— START DATA —

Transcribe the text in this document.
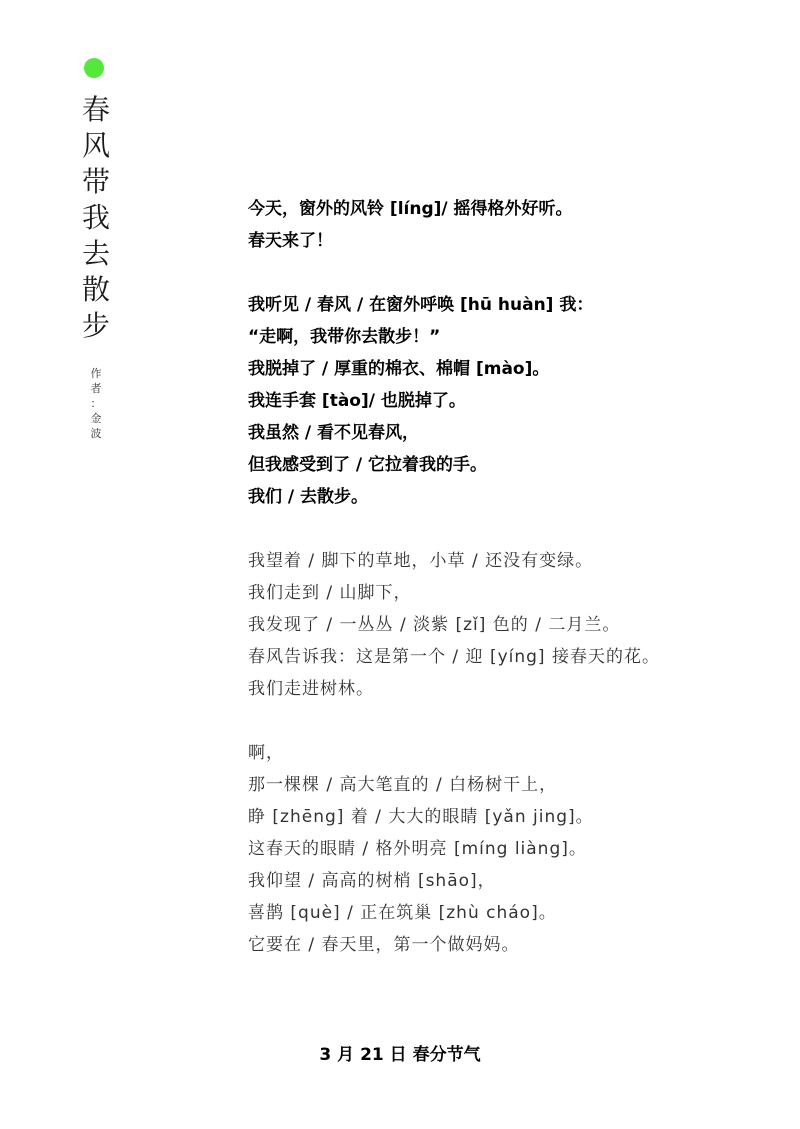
春
风
带
我
去
散
步
作
者
：
金
波
今天，窗外的风铃 [líng]/ 摇得格外好听。
春天来了！
我听见 / 春风 / 在窗外呼唤 [hū huàn] 我：
“走啊，我带你去散步！”
我脱掉了 / 厚重的棉衣、棉帽 [mào]。
我连手套 [tào]/ 也脱掉了。
我虽然 / 看不见春风，
但我感受到了 / 它拉着我的手。
我们 / 去散步。
我望着 / 脚下的草地，小草 / 还没有变绿。
我们走到 / 山脚下，
我发现了 / 一丛丛 / 淡紫 [zǐ] 色的 / 二月兰。
春风告诉我：这是第一个 / 迎 [yíng] 接春天的花。
我们走进树林。
啊，
那一棵棵 / 高大笔直的 / 白杨树干上，
睁 [zhēng] 着 / 大大的眼睛 [yǎn jing]。
这春天的眼睛 / 格外明亮 [míng liàng]。
我仰望 / 高高的树梢 [shāo]，
喜鹊 [què] / 正在筑巢 [zhù cháo]。
它要在 / 春天里，第一个做妈妈。
3 月 21 日 春分节气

— END DATA —

SET PROBLEM | From the data above, write out everything exactly except the pictures.

SOLVED PROBLEM |
Transcribe the text in this document.
春
风
带
我
去
散
步
作
者
：
金
波
今天，窗外的风铃 [líng]/ 摇得格外好听。
春天来了！
我听见 / 春风 / 在窗外呼唤 [hū huàn] 我：
“走啊，我带你去散步！”
我脱掉了 / 厚重的棉衣、棉帽 [mào]。
我连手套 [tào]/ 也脱掉了。
我虽然 / 看不见春风，
但我感受到了 / 它拉着我的手。
我们 / 去散步。
我望着 / 脚下的草地，小草 / 还没有变绿。
我们走到 / 山脚下，
我发现了 / 一丛丛 / 淡紫 [zǐ] 色的 / 二月兰。
春风告诉我：这是第一个 / 迎 [yíng] 接春天的花。
我们走进树林。
啊，
那一棵棵 / 高大笔直的 / 白杨树干上，
睁 [zhēng] 着 / 大大的眼睛 [yǎn jing]。
这春天的眼睛 / 格外明亮 [míng liàng]。
我仰望 / 高高的树梢 [shāo]，
喜鹊 [què] / 正在筑巢 [zhù cháo]。
它要在 / 春天里，第一个做妈妈。
3 月 21 日 春分节气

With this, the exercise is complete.